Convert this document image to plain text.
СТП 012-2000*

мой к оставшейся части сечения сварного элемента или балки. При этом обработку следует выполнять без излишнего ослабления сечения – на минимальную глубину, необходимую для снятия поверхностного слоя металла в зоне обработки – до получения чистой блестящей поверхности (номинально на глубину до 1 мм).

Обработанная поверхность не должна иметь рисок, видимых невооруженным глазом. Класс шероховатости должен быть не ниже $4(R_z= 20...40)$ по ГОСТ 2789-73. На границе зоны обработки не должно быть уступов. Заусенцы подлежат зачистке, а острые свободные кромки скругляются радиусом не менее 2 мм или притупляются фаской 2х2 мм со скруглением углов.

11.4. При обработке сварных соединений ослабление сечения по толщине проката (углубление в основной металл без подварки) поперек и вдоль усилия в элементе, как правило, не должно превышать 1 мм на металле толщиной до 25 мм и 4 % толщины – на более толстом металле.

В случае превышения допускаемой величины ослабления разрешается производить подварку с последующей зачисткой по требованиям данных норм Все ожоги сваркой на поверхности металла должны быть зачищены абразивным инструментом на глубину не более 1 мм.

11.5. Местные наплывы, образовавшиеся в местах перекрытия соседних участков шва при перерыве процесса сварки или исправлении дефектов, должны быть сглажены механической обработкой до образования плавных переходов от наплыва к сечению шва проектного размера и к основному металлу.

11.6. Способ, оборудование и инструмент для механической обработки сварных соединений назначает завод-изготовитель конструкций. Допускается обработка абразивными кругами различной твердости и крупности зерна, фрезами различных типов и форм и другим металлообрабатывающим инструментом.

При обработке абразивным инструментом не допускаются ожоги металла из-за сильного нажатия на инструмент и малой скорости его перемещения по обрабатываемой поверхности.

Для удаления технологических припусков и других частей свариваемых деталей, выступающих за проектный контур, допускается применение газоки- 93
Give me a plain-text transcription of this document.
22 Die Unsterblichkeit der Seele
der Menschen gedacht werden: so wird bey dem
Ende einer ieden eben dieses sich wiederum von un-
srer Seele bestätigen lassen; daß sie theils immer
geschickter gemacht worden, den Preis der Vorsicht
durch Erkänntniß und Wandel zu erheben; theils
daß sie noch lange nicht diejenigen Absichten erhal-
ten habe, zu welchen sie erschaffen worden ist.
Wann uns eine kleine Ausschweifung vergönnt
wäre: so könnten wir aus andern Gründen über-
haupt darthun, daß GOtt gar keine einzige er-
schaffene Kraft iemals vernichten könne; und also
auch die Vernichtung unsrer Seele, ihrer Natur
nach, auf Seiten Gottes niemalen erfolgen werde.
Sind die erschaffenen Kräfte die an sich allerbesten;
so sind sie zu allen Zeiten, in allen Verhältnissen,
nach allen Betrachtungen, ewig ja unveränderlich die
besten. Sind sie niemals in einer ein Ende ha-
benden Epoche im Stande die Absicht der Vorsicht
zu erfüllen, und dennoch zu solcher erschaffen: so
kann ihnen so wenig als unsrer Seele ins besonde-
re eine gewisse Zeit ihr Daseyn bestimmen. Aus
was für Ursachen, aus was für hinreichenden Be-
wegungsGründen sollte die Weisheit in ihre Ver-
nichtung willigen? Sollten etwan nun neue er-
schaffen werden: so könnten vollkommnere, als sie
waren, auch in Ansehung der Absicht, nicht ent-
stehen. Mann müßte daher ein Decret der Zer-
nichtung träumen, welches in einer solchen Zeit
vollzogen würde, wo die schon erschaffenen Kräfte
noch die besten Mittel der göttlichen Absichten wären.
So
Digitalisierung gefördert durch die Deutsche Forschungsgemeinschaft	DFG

══════════════════════════════

- **Exercise details**:
Look above for lines with the word "Vorsicht" and copy them all.

- **Result for this exercise**:
geschickter gemacht worden, den Preis der Vorsicht
benden Epoche im Stande die Absicht der Vorsicht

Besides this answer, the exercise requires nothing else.